* _Stated goal_:
Copy every line of the material below word for word.

* _Task material_:
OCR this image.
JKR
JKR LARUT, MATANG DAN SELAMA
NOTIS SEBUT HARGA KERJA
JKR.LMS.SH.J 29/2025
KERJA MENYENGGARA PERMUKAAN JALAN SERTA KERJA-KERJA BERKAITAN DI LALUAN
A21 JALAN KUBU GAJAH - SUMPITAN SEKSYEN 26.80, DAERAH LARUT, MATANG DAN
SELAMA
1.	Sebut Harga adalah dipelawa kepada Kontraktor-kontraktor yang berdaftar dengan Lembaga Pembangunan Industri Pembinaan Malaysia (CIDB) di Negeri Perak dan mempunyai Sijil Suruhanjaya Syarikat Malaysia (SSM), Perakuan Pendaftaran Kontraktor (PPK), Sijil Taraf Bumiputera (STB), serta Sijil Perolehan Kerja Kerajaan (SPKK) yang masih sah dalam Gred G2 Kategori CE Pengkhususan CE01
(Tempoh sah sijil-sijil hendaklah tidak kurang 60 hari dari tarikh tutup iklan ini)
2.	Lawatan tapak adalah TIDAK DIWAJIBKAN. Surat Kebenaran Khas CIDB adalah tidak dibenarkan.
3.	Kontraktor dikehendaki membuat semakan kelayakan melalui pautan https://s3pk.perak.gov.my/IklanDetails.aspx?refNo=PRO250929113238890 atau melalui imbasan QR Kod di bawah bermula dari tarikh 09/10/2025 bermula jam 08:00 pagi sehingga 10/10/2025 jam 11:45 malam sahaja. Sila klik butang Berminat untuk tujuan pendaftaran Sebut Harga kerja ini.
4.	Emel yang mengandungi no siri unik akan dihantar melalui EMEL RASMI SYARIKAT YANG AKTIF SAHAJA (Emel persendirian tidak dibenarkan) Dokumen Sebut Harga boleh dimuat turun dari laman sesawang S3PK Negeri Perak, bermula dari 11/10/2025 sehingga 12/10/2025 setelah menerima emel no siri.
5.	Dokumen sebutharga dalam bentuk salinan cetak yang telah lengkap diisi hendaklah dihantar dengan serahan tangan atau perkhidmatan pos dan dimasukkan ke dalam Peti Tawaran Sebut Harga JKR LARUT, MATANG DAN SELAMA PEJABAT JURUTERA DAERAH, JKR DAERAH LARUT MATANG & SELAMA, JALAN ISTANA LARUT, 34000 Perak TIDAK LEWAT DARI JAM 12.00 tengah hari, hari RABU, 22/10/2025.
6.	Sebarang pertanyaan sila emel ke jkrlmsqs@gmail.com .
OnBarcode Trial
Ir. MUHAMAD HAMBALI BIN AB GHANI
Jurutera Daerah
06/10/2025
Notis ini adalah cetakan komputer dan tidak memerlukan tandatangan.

* _Exercise result_:
OCR this image.
JKR
JKR LARUT, MATANG DAN SELAMA
NOTIS SEBUT HARGA KERJA
JKR.LMS.SH.J 29/2025
KERJA MENYENGGARA PERMUKAAN JALAN SERTA KERJA-KERJA BERKAITAN DI LALUAN
A21 JALAN KUBU GAJAH - SUMPITAN SEKSYEN 26.80, DAERAH LARUT, MATANG DAN
SELAMA
1.	Sebut Harga adalah dipelawa kepada Kontraktor-kontraktor yang berdaftar dengan Lembaga Pembangunan Industri Pembinaan Malaysia (CIDB) di Negeri Perak dan mempunyai Sijil Suruhanjaya Syarikat Malaysia (SSM), Perakuan Pendaftaran Kontraktor (PPK), Sijil Taraf Bumiputera (STB), serta Sijil Perolehan Kerja Kerajaan (SPKK) yang masih sah dalam Gred G2 Kategori CE Pengkhususan CE01
(Tempoh sah sijil-sijil hendaklah tidak kurang 60 hari dari tarikh tutup iklan ini)
2.	Lawatan tapak adalah TIDAK DIWAJIBKAN. Surat Kebenaran Khas CIDB adalah tidak dibenarkan.
3.	Kontraktor dikehendaki membuat semakan kelayakan melalui pautan https://s3pk.perak.gov.my/IklanDetails.aspx?refNo=PRO250929113238890 atau melalui imbasan QR Kod di bawah bermula dari tarikh 09/10/2025 bermula jam 08:00 pagi sehingga 10/10/2025 jam 11:45 malam sahaja. Sila klik butang Berminat untuk tujuan pendaftaran Sebut Harga kerja ini.
4.	Emel yang mengandungi no siri unik akan dihantar melalui EMEL RASMI SYARIKAT YANG AKTIF SAHAJA (Emel persendirian tidak dibenarkan) Dokumen Sebut Harga boleh dimuat turun dari laman sesawang S3PK Negeri Perak, bermula dari 11/10/2025 sehingga 12/10/2025 setelah menerima emel no siri.
5.	Dokumen sebutharga dalam bentuk salinan cetak yang telah lengkap diisi hendaklah dihantar dengan serahan tangan atau perkhidmatan pos dan dimasukkan ke dalam Peti Tawaran Sebut Harga JKR LARUT, MATANG DAN SELAMA PEJABAT JURUTERA DAERAH, JKR DAERAH LARUT MATANG & SELAMA, JALAN ISTANA LARUT, 34000 Perak TIDAK LEWAT DARI JAM 12.00 tengah hari, hari RABU, 22/10/2025.
6.	Sebarang pertanyaan sila emel ke jkrlmsqs@gmail.com .
OnBarcode Trial
Ir. MUHAMAD HAMBALI BIN AB GHANI
Jurutera Daerah
06/10/2025
Notis ini adalah cetakan komputer dan tidak memerlukan tandatangan.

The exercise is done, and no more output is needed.